__Given problem__:
Copy out the data exactly, leaving the pictures behind.

__Stored entries__:
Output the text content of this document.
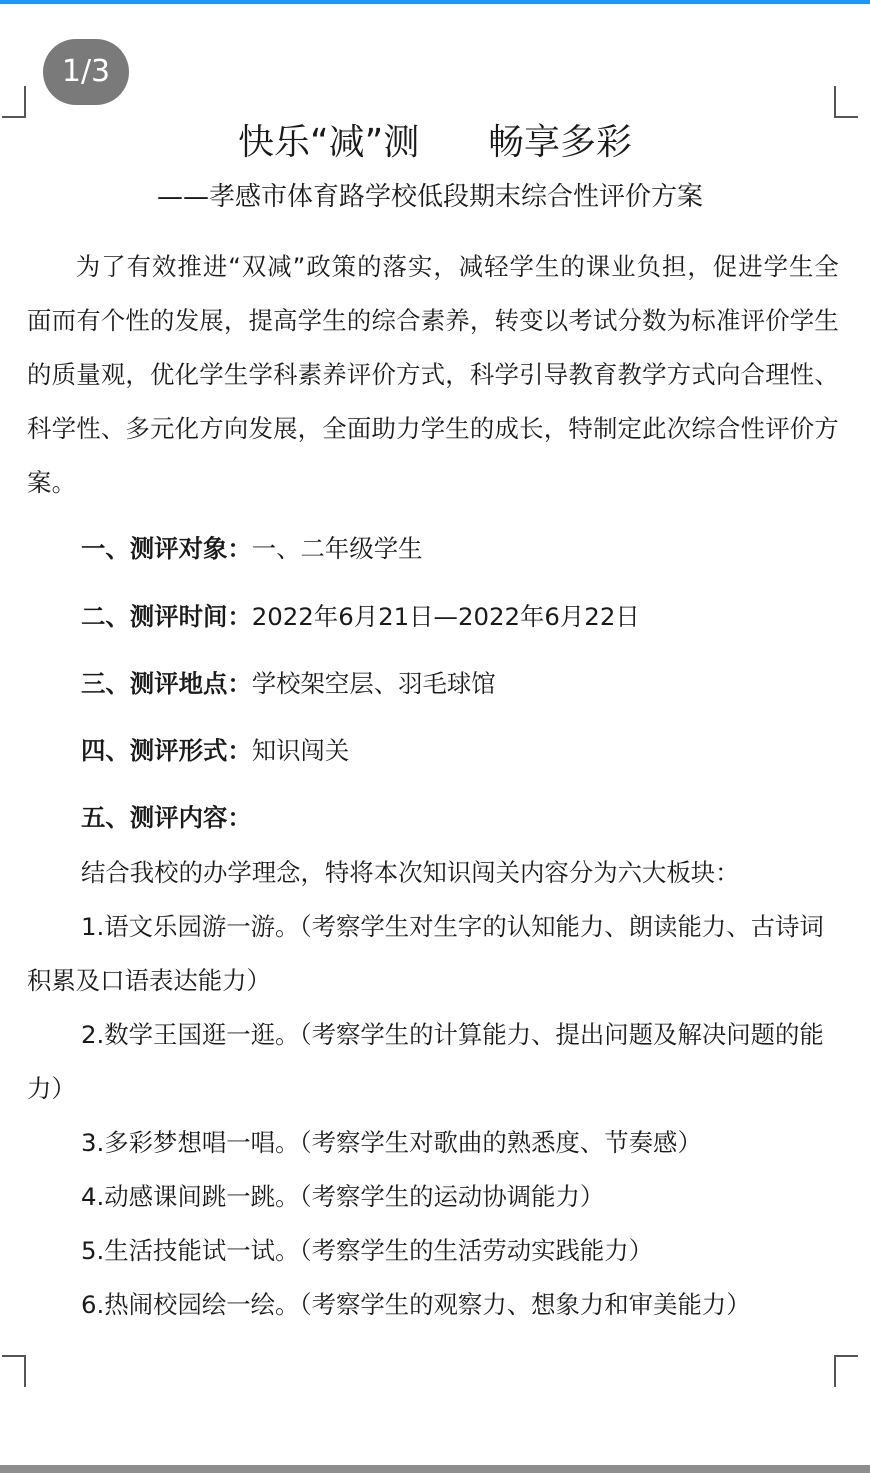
1/3
快乐“减”测      畅享多彩
——孝感市体育路学校低段期末综合性评价方案
为了有效推进“双减”政策的落实，减轻学生的课业负担，促进学生全面而有个性的发展，提高学生的综合素养，转变以考试分数为标准评价学生的质量观，优化学生学科素养评价方式，科学引导教育教学方式向合理性、科学性、多元化方向发展，全面助力学生的成长，特制定此次综合性评价方案。
一、测评对象：一、二年级学生
二、测评时间：2022年6月21日—2022年6月22日
三、测评地点：学校架空层、羽毛球馆
四、测评形式：知识闯关
五、测评内容：
结合我校的办学理念，特将本次知识闯关内容分为六大板块：
1.语文乐园游一游。（考察学生对生字的认知能力、朗读能力、古诗词积累及口语表达能力）
2.数学王国逛一逛。（考察学生的计算能力、提出问题及解决问题的能力）
3.多彩梦想唱一唱。（考察学生对歌曲的熟悉度、节奏感）
4.动感课间跳一跳。（考察学生的运动协调能力）
5.生活技能试一试。（考察学生的生活劳动实践能力）
6.热闹校园绘一绘。（考察学生的观察力、想象力和审美能力）
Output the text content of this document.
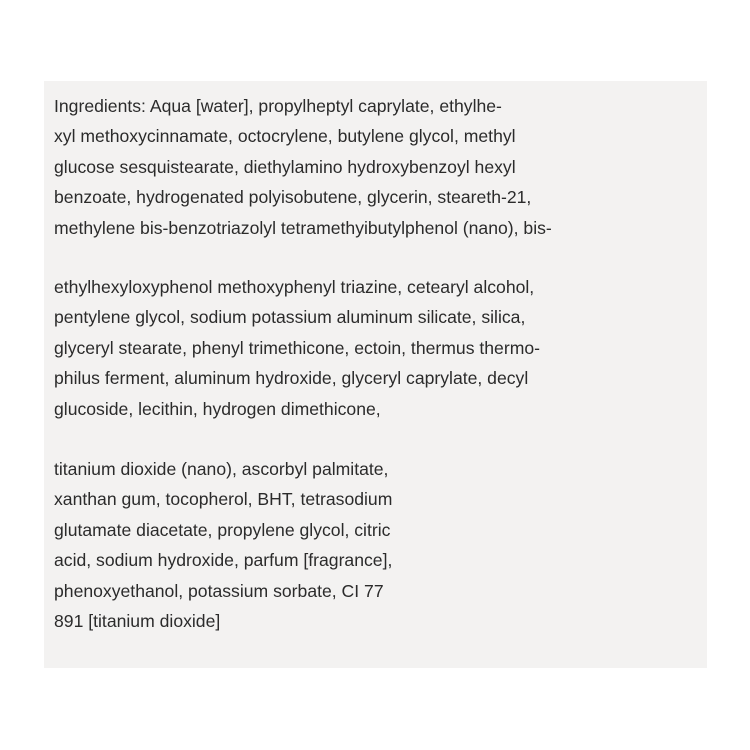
Ingredients: Aqua [water], propylheptyl caprylate, ethylhe-
xyl methoxycinnamate, octocrylene, butylene glycol, methyl
glucose sesquistearate, diethylamino hydroxybenzoyl hexyl
benzoate, hydrogenated polyisobutene, glycerin, steareth-21,
methylene bis-benzotriazolyl tetramethyibutylphenol (nano), bis-

ethylhexyloxyphenol methoxyphenyl triazine, cetearyl alcohol,
pentylene glycol, sodium potassium aluminum silicate, silica,
glyceryl stearate, phenyl trimethicone, ectoin, thermus thermo-
philus ferment, aluminum hydroxide, glyceryl caprylate, decyl
glucoside, lecithin, hydrogen dimethicone,

titanium dioxide (nano), ascorbyl palmitate,
xanthan gum, tocopherol, BHT, tetrasodium
glutamate diacetate, propylene glycol, citric
acid, sodium hydroxide, parfum [fragrance],
phenoxyethanol, potassium sorbate, CI 77
891 [titanium dioxide]
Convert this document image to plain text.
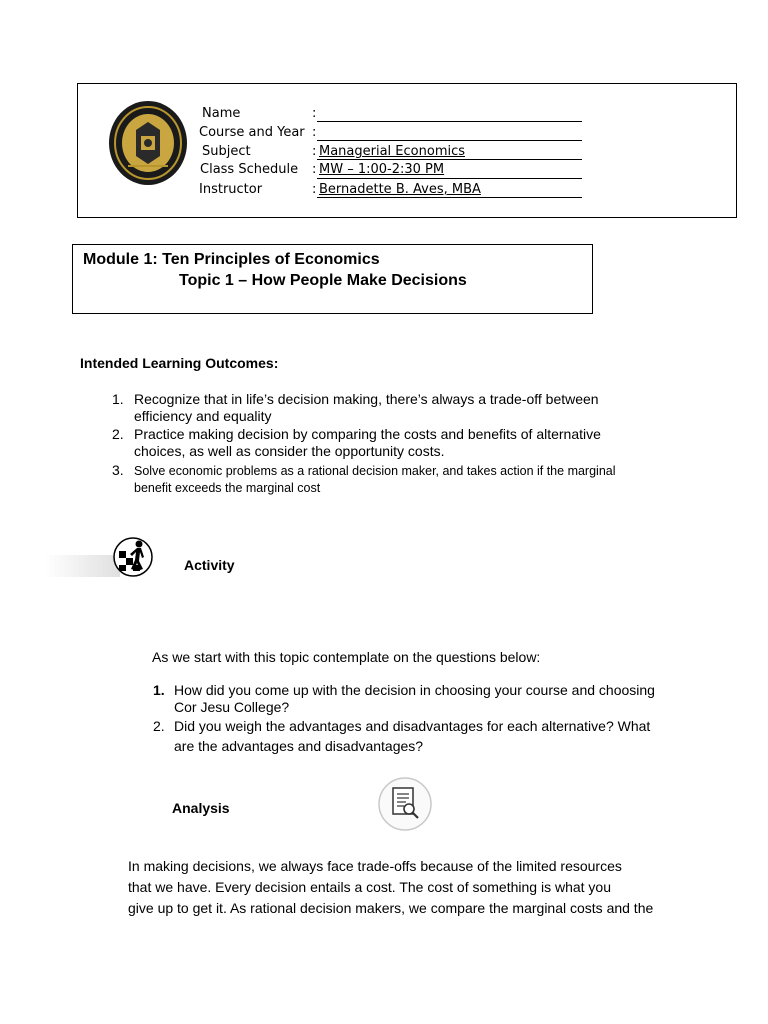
Name
Course and Year
Subject
Class Schedule
Instructor
:
:
:
:
:
Managerial Economics
MW – 1:00-2:30 PM
Bernadette B. Aves, MBA
Module 1: Ten Principles of Economics
Topic 1 – How People Make Decisions
Intended Learning Outcomes:
1. Recognize that in life’s decision making, there’s always a trade-off between
efficiency and equality
2. Practice making decision by comparing the costs and benefits of alternative
choices, as well as consider the opportunity costs.
3. Solve economic problems as a rational decision maker, and takes action if the marginal
benefit exceeds the marginal cost
Activity
As we start with this topic contemplate on the questions below:
1. How did you come up with the decision in choosing your course and choosing
Cor Jesu College?
2. Did you weigh the advantages and disadvantages for each alternative? What
are the advantages and disadvantages?
Analysis
In making decisions, we always face trade-offs because of the limited resources
that we have. Every decision entails a cost. The cost of something is what you
give up to get it. As rational decision makers, we compare the marginal costs and the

__In response__:
Output the text content of this document.
1/3
快乐“减”测      畅享多彩
——孝感市体育路学校低段期末综合性评价方案
为了有效推进“双减”政策的落实，减轻学生的课业负担，促进学生全面而有个性的发展，提高学生的综合素养，转变以考试分数为标准评价学生的质量观，优化学生学科素养评价方式，科学引导教育教学方式向合理性、科学性、多元化方向发展，全面助力学生的成长，特制定此次综合性评价方案。
一、测评对象：一、二年级学生
二、测评时间：2022年6月21日—2022年6月22日
三、测评地点：学校架空层、羽毛球馆
四、测评形式：知识闯关
五、测评内容：
结合我校的办学理念，特将本次知识闯关内容分为六大板块：
1.语文乐园游一游。（考察学生对生字的认知能力、朗读能力、古诗词积累及口语表达能力）
2.数学王国逛一逛。（考察学生的计算能力、提出问题及解决问题的能力）
3.多彩梦想唱一唱。（考察学生对歌曲的熟悉度、节奏感）
4.动感课间跳一跳。（考察学生的运动协调能力）
5.生活技能试一试。（考察学生的生活劳动实践能力）
6.热闹校园绘一绘。（考察学生的观察力、想象力和审美能力）
Output the text content of this document.
Ingredients: Aqua [water], propylheptyl caprylate, ethylhe-
xyl methoxycinnamate, octocrylene, butylene glycol, methyl
glucose sesquistearate, diethylamino hydroxybenzoyl hexyl
benzoate, hydrogenated polyisobutene, glycerin, steareth-21,
methylene bis-benzotriazolyl tetramethyibutylphenol (nano), bis-

ethylhexyloxyphenol methoxyphenyl triazine, cetearyl alcohol,
pentylene glycol, sodium potassium aluminum silicate, silica,
glyceryl stearate, phenyl trimethicone, ectoin, thermus thermo-
philus ferment, aluminum hydroxide, glyceryl caprylate, decyl
glucoside, lecithin, hydrogen dimethicone,

titanium dioxide (nano), ascorbyl palmitate,
xanthan gum, tocopherol, BHT, tetrasodium
glutamate diacetate, propylene glycol, citric
acid, sodium hydroxide, parfum [fragrance],
phenoxyethanol, potassium sorbate, CI 77
891 [titanium dioxide]
Convert this document image to plain text.
Name
Course and Year
Subject
Class Schedule
Instructor
:
:
:
:
:
Managerial Economics
MW – 1:00-2:30 PM
Bernadette B. Aves, MBA
Module 1: Ten Principles of Economics
Topic 1 – How People Make Decisions
Intended Learning Outcomes:
1. Recognize that in life’s decision making, there’s always a trade-off between
efficiency and equality
2. Practice making decision by comparing the costs and benefits of alternative
choices, as well as consider the opportunity costs.
3. Solve economic problems as a rational decision maker, and takes action if the marginal
benefit exceeds the marginal cost
Activity
As we start with this topic contemplate on the questions below:
1. How did you come up with the decision in choosing your course and choosing
Cor Jesu College?
2. Did you weigh the advantages and disadvantages for each alternative? What
are the advantages and disadvantages?
Analysis
In making decisions, we always face trade-offs because of the limited resources
that we have. Every decision entails a cost. The cost of something is what you
give up to get it. As rational decision makers, we compare the marginal costs and the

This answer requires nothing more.